▶ EXERCISE PROMPT:
Write out the full set of records below exactly.
★ ★ ★
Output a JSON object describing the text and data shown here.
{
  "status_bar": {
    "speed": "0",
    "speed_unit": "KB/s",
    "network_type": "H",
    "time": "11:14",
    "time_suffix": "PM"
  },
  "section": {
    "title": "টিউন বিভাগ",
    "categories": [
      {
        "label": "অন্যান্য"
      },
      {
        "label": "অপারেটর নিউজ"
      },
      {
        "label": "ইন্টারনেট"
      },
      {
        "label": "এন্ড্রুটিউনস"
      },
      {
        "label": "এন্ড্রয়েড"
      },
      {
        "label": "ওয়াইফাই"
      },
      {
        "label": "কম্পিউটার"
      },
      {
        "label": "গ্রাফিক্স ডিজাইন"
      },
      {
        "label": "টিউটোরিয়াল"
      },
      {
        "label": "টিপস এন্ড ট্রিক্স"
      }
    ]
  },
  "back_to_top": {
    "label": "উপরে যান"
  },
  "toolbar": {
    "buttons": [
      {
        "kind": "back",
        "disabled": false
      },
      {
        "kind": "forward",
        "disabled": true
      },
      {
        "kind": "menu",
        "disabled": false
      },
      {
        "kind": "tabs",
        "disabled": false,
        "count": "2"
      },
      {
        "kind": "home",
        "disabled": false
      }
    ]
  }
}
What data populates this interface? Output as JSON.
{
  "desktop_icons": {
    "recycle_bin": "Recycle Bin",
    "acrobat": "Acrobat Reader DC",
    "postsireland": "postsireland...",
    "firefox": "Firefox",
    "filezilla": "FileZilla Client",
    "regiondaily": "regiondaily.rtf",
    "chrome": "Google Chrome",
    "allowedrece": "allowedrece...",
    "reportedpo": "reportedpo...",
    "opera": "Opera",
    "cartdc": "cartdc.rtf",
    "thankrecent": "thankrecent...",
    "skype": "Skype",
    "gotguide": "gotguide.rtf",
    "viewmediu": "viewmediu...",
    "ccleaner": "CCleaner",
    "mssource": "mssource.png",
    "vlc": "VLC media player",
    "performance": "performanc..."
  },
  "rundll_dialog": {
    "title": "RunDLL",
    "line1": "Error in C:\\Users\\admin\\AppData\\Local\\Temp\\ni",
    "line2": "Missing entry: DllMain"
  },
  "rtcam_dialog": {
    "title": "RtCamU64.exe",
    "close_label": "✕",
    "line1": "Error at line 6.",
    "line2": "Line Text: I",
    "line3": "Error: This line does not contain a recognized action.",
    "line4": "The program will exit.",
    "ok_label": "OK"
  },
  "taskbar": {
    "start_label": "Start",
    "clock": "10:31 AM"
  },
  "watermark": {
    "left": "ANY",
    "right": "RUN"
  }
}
★ ★ ★
▶ EXERCISE RESPONSE:
Output a JSON object describing the text and data shown here.
{
  "status_bar": {
    "speed": "0",
    "speed_unit": "KB/s",
    "network_type": "H",
    "time": "11:14",
    "time_suffix": "PM"
  },
  "section": {
    "title": "টিউন বিভাগ",
    "categories": [
      {
        "label": "অন্যান্য"
      },
      {
        "label": "অপারেটর নিউজ"
      },
      {
        "label": "ইন্টারনেট"
      },
      {
        "label": "এন্ড্রুটিউনস"
      },
      {
        "label": "এন্ড্রয়েড"
      },
      {
        "label": "ওয়াইফাই"
      },
      {
        "label": "কম্পিউটার"
      },
      {
        "label": "গ্রাফিক্স ডিজাইন"
      },
      {
        "label": "টিউটোরিয়াল"
      },
      {
        "label": "টিপস এন্ড ট্রিক্স"
      }
    ]
  },
  "back_to_top": {
    "label": "উপরে যান"
  },
  "toolbar": {
    "buttons": [
      {
        "kind": "back",
        "disabled": false
      },
      {
        "kind": "forward",
        "disabled": true
      },
      {
        "kind": "menu",
        "disabled": false
      },
      {
        "kind": "tabs",
        "disabled": false,
        "count": "2"
      },
      {
        "kind": "home",
        "disabled": false
      }
    ]
  }
}
What data populates this interface? Output as JSON.
{
  "desktop_icons": {
    "recycle_bin": "Recycle Bin",
    "acrobat": "Acrobat Reader DC",
    "postsireland": "postsireland...",
    "firefox": "Firefox",
    "filezilla": "FileZilla Client",
    "regiondaily": "regiondaily.rtf",
    "chrome": "Google Chrome",
    "allowedrece": "allowedrece...",
    "reportedpo": "reportedpo...",
    "opera": "Opera",
    "cartdc": "cartdc.rtf",
    "thankrecent": "thankrecent...",
    "skype": "Skype",
    "gotguide": "gotguide.rtf",
    "viewmediu": "viewmediu...",
    "ccleaner": "CCleaner",
    "mssource": "mssource.png",
    "vlc": "VLC media player",
    "performance": "performanc..."
  },
  "rundll_dialog": {
    "title": "RunDLL",
    "line1": "Error in C:\\Users\\admin\\AppData\\Local\\Temp\\ni",
    "line2": "Missing entry: DllMain"
  },
  "rtcam_dialog": {
    "title": "RtCamU64.exe",
    "close_label": "✕",
    "line1": "Error at line 6.",
    "line2": "Line Text: I",
    "line3": "Error: This line does not contain a recognized action.",
    "line4": "The program will exit.",
    "ok_label": "OK"
  },
  "taskbar": {
    "start_label": "Start",
    "clock": "10:31 AM"
  },
  "watermark": {
    "left": "ANY",
    "right": "RUN"
  }
}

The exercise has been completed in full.